**Task description:** The records that follow must be repeated verbatim, every one of them.

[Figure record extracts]

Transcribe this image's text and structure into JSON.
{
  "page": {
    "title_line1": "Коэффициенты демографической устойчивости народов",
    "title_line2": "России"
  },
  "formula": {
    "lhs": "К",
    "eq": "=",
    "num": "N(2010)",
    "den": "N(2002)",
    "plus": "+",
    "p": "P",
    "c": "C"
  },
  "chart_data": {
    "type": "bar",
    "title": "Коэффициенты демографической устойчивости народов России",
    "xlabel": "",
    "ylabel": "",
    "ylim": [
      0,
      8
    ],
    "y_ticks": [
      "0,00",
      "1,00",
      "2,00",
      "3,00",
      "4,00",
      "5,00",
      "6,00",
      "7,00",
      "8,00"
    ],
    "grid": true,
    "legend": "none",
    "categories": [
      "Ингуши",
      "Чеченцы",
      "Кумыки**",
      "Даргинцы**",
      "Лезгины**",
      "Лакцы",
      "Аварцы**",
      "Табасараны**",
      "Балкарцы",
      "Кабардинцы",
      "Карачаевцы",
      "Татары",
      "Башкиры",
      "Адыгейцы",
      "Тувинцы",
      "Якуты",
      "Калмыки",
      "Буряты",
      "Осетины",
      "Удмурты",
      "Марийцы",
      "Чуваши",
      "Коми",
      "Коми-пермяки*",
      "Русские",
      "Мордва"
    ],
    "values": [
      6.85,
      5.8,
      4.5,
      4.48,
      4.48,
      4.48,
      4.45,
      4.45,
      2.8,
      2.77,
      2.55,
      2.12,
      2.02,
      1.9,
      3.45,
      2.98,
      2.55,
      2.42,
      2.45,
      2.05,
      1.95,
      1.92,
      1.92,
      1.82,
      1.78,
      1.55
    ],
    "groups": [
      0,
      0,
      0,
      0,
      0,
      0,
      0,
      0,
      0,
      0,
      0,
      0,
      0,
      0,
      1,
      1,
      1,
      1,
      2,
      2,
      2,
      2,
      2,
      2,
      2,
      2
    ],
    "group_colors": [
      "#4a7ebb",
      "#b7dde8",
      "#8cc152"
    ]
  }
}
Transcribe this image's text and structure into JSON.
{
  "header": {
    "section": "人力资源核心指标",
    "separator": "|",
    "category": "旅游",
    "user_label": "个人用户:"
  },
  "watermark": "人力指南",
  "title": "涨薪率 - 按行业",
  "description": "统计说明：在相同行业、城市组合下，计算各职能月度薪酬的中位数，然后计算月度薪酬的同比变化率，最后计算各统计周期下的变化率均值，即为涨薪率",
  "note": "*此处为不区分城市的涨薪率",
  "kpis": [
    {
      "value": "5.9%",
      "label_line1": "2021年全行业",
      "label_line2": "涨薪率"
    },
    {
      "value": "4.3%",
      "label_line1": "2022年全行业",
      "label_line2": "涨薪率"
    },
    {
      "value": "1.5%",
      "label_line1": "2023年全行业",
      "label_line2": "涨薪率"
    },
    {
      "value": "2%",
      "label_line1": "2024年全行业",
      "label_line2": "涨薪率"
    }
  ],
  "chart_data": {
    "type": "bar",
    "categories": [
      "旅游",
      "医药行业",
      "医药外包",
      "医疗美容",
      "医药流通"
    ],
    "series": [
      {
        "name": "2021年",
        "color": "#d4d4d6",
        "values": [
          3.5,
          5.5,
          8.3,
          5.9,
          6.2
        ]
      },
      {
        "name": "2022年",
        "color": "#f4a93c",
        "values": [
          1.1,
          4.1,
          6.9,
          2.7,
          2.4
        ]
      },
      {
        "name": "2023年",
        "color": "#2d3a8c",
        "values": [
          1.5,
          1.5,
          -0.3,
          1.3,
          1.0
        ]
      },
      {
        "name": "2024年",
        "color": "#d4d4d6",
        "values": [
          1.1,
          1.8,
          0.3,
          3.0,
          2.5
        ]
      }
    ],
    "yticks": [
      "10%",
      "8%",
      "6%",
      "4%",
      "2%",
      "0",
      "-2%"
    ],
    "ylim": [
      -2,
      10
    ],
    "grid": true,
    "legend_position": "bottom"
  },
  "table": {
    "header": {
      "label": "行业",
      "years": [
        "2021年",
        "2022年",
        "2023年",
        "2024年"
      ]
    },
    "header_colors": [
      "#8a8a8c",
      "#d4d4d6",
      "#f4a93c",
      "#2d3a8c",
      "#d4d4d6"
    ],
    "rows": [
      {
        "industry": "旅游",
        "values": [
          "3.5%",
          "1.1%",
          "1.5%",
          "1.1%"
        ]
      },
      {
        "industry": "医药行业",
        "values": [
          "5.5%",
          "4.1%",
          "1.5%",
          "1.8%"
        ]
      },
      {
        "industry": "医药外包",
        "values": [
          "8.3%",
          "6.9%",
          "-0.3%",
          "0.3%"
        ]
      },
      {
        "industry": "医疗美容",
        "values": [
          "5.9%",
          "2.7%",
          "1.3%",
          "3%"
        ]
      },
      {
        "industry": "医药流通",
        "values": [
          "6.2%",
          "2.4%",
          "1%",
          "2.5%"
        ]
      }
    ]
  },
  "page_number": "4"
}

**Result below:**
Transcribe this image's text and structure into JSON.
{
  "page": {
    "title_line1": "Коэффициенты демографической устойчивости народов",
    "title_line2": "России"
  },
  "formula": {
    "lhs": "К",
    "eq": "=",
    "num": "N(2010)",
    "den": "N(2002)",
    "plus": "+",
    "p": "P",
    "c": "C"
  },
  "chart_data": {
    "type": "bar",
    "title": "Коэффициенты демографической устойчивости народов России",
    "xlabel": "",
    "ylabel": "",
    "ylim": [
      0,
      8
    ],
    "y_ticks": [
      "0,00",
      "1,00",
      "2,00",
      "3,00",
      "4,00",
      "5,00",
      "6,00",
      "7,00",
      "8,00"
    ],
    "grid": true,
    "legend": "none",
    "categories": [
      "Ингуши",
      "Чеченцы",
      "Кумыки**",
      "Даргинцы**",
      "Лезгины**",
      "Лакцы",
      "Аварцы**",
      "Табасараны**",
      "Балкарцы",
      "Кабардинцы",
      "Карачаевцы",
      "Татары",
      "Башкиры",
      "Адыгейцы",
      "Тувинцы",
      "Якуты",
      "Калмыки",
      "Буряты",
      "Осетины",
      "Удмурты",
      "Марийцы",
      "Чуваши",
      "Коми",
      "Коми-пермяки*",
      "Русские",
      "Мордва"
    ],
    "values": [
      6.85,
      5.8,
      4.5,
      4.48,
      4.48,
      4.48,
      4.45,
      4.45,
      2.8,
      2.77,
      2.55,
      2.12,
      2.02,
      1.9,
      3.45,
      2.98,
      2.55,
      2.42,
      2.45,
      2.05,
      1.95,
      1.92,
      1.92,
      1.82,
      1.78,
      1.55
    ],
    "groups": [
      0,
      0,
      0,
      0,
      0,
      0,
      0,
      0,
      0,
      0,
      0,
      0,
      0,
      0,
      1,
      1,
      1,
      1,
      2,
      2,
      2,
      2,
      2,
      2,
      2,
      2
    ],
    "group_colors": [
      "#4a7ebb",
      "#b7dde8",
      "#8cc152"
    ]
  }
}
Transcribe this image's text and structure into JSON.
{
  "header": {
    "section": "人力资源核心指标",
    "separator": "|",
    "category": "旅游",
    "user_label": "个人用户:"
  },
  "watermark": "人力指南",
  "title": "涨薪率 - 按行业",
  "description": "统计说明：在相同行业、城市组合下，计算各职能月度薪酬的中位数，然后计算月度薪酬的同比变化率，最后计算各统计周期下的变化率均值，即为涨薪率",
  "note": "*此处为不区分城市的涨薪率",
  "kpis": [
    {
      "value": "5.9%",
      "label_line1": "2021年全行业",
      "label_line2": "涨薪率"
    },
    {
      "value": "4.3%",
      "label_line1": "2022年全行业",
      "label_line2": "涨薪率"
    },
    {
      "value": "1.5%",
      "label_line1": "2023年全行业",
      "label_line2": "涨薪率"
    },
    {
      "value": "2%",
      "label_line1": "2024年全行业",
      "label_line2": "涨薪率"
    }
  ],
  "chart_data": {
    "type": "bar",
    "categories": [
      "旅游",
      "医药行业",
      "医药外包",
      "医疗美容",
      "医药流通"
    ],
    "series": [
      {
        "name": "2021年",
        "color": "#d4d4d6",
        "values": [
          3.5,
          5.5,
          8.3,
          5.9,
          6.2
        ]
      },
      {
        "name": "2022年",
        "color": "#f4a93c",
        "values": [
          1.1,
          4.1,
          6.9,
          2.7,
          2.4
        ]
      },
      {
        "name": "2023年",
        "color": "#2d3a8c",
        "values": [
          1.5,
          1.5,
          -0.3,
          1.3,
          1.0
        ]
      },
      {
        "name": "2024年",
        "color": "#d4d4d6",
        "values": [
          1.1,
          1.8,
          0.3,
          3.0,
          2.5
        ]
      }
    ],
    "yticks": [
      "10%",
      "8%",
      "6%",
      "4%",
      "2%",
      "0",
      "-2%"
    ],
    "ylim": [
      -2,
      10
    ],
    "grid": true,
    "legend_position": "bottom"
  },
  "table": {
    "header": {
      "label": "行业",
      "years": [
        "2021年",
        "2022年",
        "2023年",
        "2024年"
      ]
    },
    "header_colors": [
      "#8a8a8c",
      "#d4d4d6",
      "#f4a93c",
      "#2d3a8c",
      "#d4d4d6"
    ],
    "rows": [
      {
        "industry": "旅游",
        "values": [
          "3.5%",
          "1.1%",
          "1.5%",
          "1.1%"
        ]
      },
      {
        "industry": "医药行业",
        "values": [
          "5.5%",
          "4.1%",
          "1.5%",
          "1.8%"
        ]
      },
      {
        "industry": "医药外包",
        "values": [
          "8.3%",
          "6.9%",
          "-0.3%",
          "0.3%"
        ]
      },
      {
        "industry": "医疗美容",
        "values": [
          "5.9%",
          "2.7%",
          "1.3%",
          "3%"
        ]
      },
      {
        "industry": "医药流通",
        "values": [
          "6.2%",
          "2.4%",
          "1%",
          "2.5%"
        ]
      }
    ]
  },
  "page_number": "4"
}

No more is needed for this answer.